Brief
Print all of the data exactly as written.

Data rows
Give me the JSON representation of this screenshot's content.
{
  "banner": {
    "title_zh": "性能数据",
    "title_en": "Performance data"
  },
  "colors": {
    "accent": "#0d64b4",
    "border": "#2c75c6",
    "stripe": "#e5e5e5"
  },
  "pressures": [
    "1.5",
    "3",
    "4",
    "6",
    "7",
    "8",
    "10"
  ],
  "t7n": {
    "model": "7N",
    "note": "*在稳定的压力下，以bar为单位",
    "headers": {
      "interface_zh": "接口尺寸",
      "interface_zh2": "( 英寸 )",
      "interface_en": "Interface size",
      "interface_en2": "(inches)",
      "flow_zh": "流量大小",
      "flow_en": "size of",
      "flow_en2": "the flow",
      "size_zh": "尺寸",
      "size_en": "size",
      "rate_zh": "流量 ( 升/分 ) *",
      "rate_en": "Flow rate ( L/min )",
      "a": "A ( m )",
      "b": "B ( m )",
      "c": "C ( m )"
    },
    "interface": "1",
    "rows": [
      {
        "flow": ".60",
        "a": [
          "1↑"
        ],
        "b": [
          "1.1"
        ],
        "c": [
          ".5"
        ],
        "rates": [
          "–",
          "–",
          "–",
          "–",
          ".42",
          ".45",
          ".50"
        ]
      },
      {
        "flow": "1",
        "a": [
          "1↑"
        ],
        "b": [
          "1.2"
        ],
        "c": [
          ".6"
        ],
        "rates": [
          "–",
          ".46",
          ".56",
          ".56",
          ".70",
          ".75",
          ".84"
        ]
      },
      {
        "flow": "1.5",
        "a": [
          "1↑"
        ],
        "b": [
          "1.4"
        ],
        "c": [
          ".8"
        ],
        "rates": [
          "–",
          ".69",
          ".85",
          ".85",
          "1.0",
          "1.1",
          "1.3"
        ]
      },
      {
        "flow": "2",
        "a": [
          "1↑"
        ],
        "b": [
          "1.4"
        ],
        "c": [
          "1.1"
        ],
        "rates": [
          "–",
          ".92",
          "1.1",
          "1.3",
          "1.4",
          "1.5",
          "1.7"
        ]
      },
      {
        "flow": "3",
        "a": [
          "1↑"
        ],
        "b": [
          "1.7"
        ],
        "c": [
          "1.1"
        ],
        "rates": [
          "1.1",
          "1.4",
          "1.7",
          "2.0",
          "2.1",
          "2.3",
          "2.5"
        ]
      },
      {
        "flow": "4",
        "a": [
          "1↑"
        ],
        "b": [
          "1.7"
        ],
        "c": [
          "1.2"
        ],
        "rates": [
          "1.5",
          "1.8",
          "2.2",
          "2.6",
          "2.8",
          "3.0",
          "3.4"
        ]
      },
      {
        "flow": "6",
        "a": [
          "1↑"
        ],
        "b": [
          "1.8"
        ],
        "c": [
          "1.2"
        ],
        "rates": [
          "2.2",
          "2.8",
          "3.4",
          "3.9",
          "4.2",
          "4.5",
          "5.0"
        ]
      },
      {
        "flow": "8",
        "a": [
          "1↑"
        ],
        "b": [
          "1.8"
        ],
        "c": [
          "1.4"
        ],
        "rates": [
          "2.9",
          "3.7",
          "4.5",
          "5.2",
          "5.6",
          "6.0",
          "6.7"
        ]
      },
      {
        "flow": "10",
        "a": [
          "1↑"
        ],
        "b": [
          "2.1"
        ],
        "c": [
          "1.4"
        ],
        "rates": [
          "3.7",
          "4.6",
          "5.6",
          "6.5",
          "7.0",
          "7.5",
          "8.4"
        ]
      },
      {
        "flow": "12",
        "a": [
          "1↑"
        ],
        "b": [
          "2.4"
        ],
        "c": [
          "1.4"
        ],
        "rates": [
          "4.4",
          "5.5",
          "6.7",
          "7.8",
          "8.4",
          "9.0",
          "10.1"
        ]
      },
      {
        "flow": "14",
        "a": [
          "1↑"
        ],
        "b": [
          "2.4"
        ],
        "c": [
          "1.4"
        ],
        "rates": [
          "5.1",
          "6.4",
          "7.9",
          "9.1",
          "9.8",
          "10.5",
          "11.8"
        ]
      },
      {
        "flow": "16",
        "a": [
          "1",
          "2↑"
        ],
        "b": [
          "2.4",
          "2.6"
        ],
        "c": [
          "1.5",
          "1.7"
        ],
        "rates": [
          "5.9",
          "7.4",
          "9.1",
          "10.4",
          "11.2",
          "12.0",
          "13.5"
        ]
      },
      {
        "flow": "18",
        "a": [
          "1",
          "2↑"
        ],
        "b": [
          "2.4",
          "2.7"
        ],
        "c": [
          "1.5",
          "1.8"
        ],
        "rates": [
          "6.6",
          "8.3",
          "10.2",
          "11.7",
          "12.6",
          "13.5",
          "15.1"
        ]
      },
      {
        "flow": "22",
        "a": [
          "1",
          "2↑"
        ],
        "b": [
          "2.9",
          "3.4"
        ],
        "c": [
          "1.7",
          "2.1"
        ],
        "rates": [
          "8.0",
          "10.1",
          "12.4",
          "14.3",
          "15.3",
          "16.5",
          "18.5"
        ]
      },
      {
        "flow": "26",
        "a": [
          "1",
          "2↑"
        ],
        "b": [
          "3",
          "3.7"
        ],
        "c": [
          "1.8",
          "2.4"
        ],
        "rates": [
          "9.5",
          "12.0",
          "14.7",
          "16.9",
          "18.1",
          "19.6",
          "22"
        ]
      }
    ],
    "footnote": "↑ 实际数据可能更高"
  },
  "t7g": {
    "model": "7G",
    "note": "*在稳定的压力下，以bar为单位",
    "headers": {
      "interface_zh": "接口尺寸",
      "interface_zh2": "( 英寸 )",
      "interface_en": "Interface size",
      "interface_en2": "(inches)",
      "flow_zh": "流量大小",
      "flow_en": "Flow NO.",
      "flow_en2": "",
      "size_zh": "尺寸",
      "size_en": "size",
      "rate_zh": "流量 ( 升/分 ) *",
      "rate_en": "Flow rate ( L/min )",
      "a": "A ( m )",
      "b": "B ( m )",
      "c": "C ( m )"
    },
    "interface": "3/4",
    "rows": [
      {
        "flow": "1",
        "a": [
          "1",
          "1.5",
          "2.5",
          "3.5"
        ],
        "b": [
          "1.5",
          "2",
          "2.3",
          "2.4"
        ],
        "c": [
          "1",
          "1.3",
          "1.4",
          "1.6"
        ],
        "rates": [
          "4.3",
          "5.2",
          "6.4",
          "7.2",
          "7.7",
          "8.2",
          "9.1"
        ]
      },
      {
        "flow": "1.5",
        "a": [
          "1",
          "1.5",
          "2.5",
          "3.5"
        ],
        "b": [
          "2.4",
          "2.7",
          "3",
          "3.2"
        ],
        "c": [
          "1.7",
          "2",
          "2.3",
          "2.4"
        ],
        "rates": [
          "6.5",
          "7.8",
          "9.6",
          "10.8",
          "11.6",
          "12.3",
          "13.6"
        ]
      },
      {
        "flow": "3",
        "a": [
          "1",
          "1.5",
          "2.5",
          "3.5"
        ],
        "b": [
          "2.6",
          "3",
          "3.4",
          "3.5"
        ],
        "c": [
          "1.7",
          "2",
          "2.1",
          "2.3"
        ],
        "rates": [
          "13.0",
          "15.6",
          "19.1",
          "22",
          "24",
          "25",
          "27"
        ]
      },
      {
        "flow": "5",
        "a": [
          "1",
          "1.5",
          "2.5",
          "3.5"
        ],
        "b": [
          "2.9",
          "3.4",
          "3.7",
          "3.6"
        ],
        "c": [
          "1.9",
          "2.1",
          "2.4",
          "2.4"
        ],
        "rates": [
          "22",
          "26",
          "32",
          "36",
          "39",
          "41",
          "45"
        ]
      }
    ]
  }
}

Exercise answer
Give me the JSON representation of this screenshot's content.
{
  "banner": {
    "title_zh": "性能数据",
    "title_en": "Performance data"
  },
  "colors": {
    "accent": "#0d64b4",
    "border": "#2c75c6",
    "stripe": "#e5e5e5"
  },
  "pressures": [
    "1.5",
    "3",
    "4",
    "6",
    "7",
    "8",
    "10"
  ],
  "t7n": {
    "model": "7N",
    "note": "*在稳定的压力下，以bar为单位",
    "headers": {
      "interface_zh": "接口尺寸",
      "interface_zh2": "( 英寸 )",
      "interface_en": "Interface size",
      "interface_en2": "(inches)",
      "flow_zh": "流量大小",
      "flow_en": "size of",
      "flow_en2": "the flow",
      "size_zh": "尺寸",
      "size_en": "size",
      "rate_zh": "流量 ( 升/分 ) *",
      "rate_en": "Flow rate ( L/min )",
      "a": "A ( m )",
      "b": "B ( m )",
      "c": "C ( m )"
    },
    "interface": "1",
    "rows": [
      {
        "flow": ".60",
        "a": [
          "1↑"
        ],
        "b": [
          "1.1"
        ],
        "c": [
          ".5"
        ],
        "rates": [
          "–",
          "–",
          "–",
          "–",
          ".42",
          ".45",
          ".50"
        ]
      },
      {
        "flow": "1",
        "a": [
          "1↑"
        ],
        "b": [
          "1.2"
        ],
        "c": [
          ".6"
        ],
        "rates": [
          "–",
          ".46",
          ".56",
          ".56",
          ".70",
          ".75",
          ".84"
        ]
      },
      {
        "flow": "1.5",
        "a": [
          "1↑"
        ],
        "b": [
          "1.4"
        ],
        "c": [
          ".8"
        ],
        "rates": [
          "–",
          ".69",
          ".85",
          ".85",
          "1.0",
          "1.1",
          "1.3"
        ]
      },
      {
        "flow": "2",
        "a": [
          "1↑"
        ],
        "b": [
          "1.4"
        ],
        "c": [
          "1.1"
        ],
        "rates": [
          "–",
          ".92",
          "1.1",
          "1.3",
          "1.4",
          "1.5",
          "1.7"
        ]
      },
      {
        "flow": "3",
        "a": [
          "1↑"
        ],
        "b": [
          "1.7"
        ],
        "c": [
          "1.1"
        ],
        "rates": [
          "1.1",
          "1.4",
          "1.7",
          "2.0",
          "2.1",
          "2.3",
          "2.5"
        ]
      },
      {
        "flow": "4",
        "a": [
          "1↑"
        ],
        "b": [
          "1.7"
        ],
        "c": [
          "1.2"
        ],
        "rates": [
          "1.5",
          "1.8",
          "2.2",
          "2.6",
          "2.8",
          "3.0",
          "3.4"
        ]
      },
      {
        "flow": "6",
        "a": [
          "1↑"
        ],
        "b": [
          "1.8"
        ],
        "c": [
          "1.2"
        ],
        "rates": [
          "2.2",
          "2.8",
          "3.4",
          "3.9",
          "4.2",
          "4.5",
          "5.0"
        ]
      },
      {
        "flow": "8",
        "a": [
          "1↑"
        ],
        "b": [
          "1.8"
        ],
        "c": [
          "1.4"
        ],
        "rates": [
          "2.9",
          "3.7",
          "4.5",
          "5.2",
          "5.6",
          "6.0",
          "6.7"
        ]
      },
      {
        "flow": "10",
        "a": [
          "1↑"
        ],
        "b": [
          "2.1"
        ],
        "c": [
          "1.4"
        ],
        "rates": [
          "3.7",
          "4.6",
          "5.6",
          "6.5",
          "7.0",
          "7.5",
          "8.4"
        ]
      },
      {
        "flow": "12",
        "a": [
          "1↑"
        ],
        "b": [
          "2.4"
        ],
        "c": [
          "1.4"
        ],
        "rates": [
          "4.4",
          "5.5",
          "6.7",
          "7.8",
          "8.4",
          "9.0",
          "10.1"
        ]
      },
      {
        "flow": "14",
        "a": [
          "1↑"
        ],
        "b": [
          "2.4"
        ],
        "c": [
          "1.4"
        ],
        "rates": [
          "5.1",
          "6.4",
          "7.9",
          "9.1",
          "9.8",
          "10.5",
          "11.8"
        ]
      },
      {
        "flow": "16",
        "a": [
          "1",
          "2↑"
        ],
        "b": [
          "2.4",
          "2.6"
        ],
        "c": [
          "1.5",
          "1.7"
        ],
        "rates": [
          "5.9",
          "7.4",
          "9.1",
          "10.4",
          "11.2",
          "12.0",
          "13.5"
        ]
      },
      {
        "flow": "18",
        "a": [
          "1",
          "2↑"
        ],
        "b": [
          "2.4",
          "2.7"
        ],
        "c": [
          "1.5",
          "1.8"
        ],
        "rates": [
          "6.6",
          "8.3",
          "10.2",
          "11.7",
          "12.6",
          "13.5",
          "15.1"
        ]
      },
      {
        "flow": "22",
        "a": [
          "1",
          "2↑"
        ],
        "b": [
          "2.9",
          "3.4"
        ],
        "c": [
          "1.7",
          "2.1"
        ],
        "rates": [
          "8.0",
          "10.1",
          "12.4",
          "14.3",
          "15.3",
          "16.5",
          "18.5"
        ]
      },
      {
        "flow": "26",
        "a": [
          "1",
          "2↑"
        ],
        "b": [
          "3",
          "3.7"
        ],
        "c": [
          "1.8",
          "2.4"
        ],
        "rates": [
          "9.5",
          "12.0",
          "14.7",
          "16.9",
          "18.1",
          "19.6",
          "22"
        ]
      }
    ],
    "footnote": "↑ 实际数据可能更高"
  },
  "t7g": {
    "model": "7G",
    "note": "*在稳定的压力下，以bar为单位",
    "headers": {
      "interface_zh": "接口尺寸",
      "interface_zh2": "( 英寸 )",
      "interface_en": "Interface size",
      "interface_en2": "(inches)",
      "flow_zh": "流量大小",
      "flow_en": "Flow NO.",
      "flow_en2": "",
      "size_zh": "尺寸",
      "size_en": "size",
      "rate_zh": "流量 ( 升/分 ) *",
      "rate_en": "Flow rate ( L/min )",
      "a": "A ( m )",
      "b": "B ( m )",
      "c": "C ( m )"
    },
    "interface": "3/4",
    "rows": [
      {
        "flow": "1",
        "a": [
          "1",
          "1.5",
          "2.5",
          "3.5"
        ],
        "b": [
          "1.5",
          "2",
          "2.3",
          "2.4"
        ],
        "c": [
          "1",
          "1.3",
          "1.4",
          "1.6"
        ],
        "rates": [
          "4.3",
          "5.2",
          "6.4",
          "7.2",
          "7.7",
          "8.2",
          "9.1"
        ]
      },
      {
        "flow": "1.5",
        "a": [
          "1",
          "1.5",
          "2.5",
          "3.5"
        ],
        "b": [
          "2.4",
          "2.7",
          "3",
          "3.2"
        ],
        "c": [
          "1.7",
          "2",
          "2.3",
          "2.4"
        ],
        "rates": [
          "6.5",
          "7.8",
          "9.6",
          "10.8",
          "11.6",
          "12.3",
          "13.6"
        ]
      },
      {
        "flow": "3",
        "a": [
          "1",
          "1.5",
          "2.5",
          "3.5"
        ],
        "b": [
          "2.6",
          "3",
          "3.4",
          "3.5"
        ],
        "c": [
          "1.7",
          "2",
          "2.1",
          "2.3"
        ],
        "rates": [
          "13.0",
          "15.6",
          "19.1",
          "22",
          "24",
          "25",
          "27"
        ]
      },
      {
        "flow": "5",
        "a": [
          "1",
          "1.5",
          "2.5",
          "3.5"
        ],
        "b": [
          "2.9",
          "3.4",
          "3.7",
          "3.6"
        ],
        "c": [
          "1.9",
          "2.1",
          "2.4",
          "2.4"
        ],
        "rates": [
          "22",
          "26",
          "32",
          "36",
          "39",
          "41",
          "45"
        ]
      }
    ]
  }
}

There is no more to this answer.